##### SUPPLIED INFORMATION
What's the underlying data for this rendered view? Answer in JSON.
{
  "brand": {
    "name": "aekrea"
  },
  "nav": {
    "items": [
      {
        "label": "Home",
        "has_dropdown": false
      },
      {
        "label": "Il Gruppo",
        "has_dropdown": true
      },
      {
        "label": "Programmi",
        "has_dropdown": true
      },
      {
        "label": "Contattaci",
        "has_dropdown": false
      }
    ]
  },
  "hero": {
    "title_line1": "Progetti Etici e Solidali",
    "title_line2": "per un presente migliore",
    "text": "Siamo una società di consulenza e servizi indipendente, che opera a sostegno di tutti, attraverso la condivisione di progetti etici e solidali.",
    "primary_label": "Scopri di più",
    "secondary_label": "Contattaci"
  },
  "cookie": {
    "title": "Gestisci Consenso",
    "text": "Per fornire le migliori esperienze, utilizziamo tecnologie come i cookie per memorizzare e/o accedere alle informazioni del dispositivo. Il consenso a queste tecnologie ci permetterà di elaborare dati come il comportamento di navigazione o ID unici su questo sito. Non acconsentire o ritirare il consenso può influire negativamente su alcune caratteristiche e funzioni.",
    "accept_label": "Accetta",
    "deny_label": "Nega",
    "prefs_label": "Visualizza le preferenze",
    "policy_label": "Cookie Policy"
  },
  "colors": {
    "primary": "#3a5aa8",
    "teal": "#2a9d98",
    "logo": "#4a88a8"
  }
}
##########
Copy out each line of the data where the string "text" appears.

*RESULT OF THE TASK:*
    "text": "Siamo una società di consulenza e servizi indipendente, che opera a sostegno di tutti, attraverso la condivisione di progetti etici e solidali.",
    "text": "Per fornire le migliori esperienze, utilizziamo tecnologie come i cookie per memorizzare e/o accedere alle informazioni del dispositivo. Il consenso a queste tecnologie ci permetterà di elaborare dati come il comportamento di navigazione o ID unici su questo sito. Non acconsentire o ritirare il consenso può influire negativamente su alcune caratteristiche e funzioni.",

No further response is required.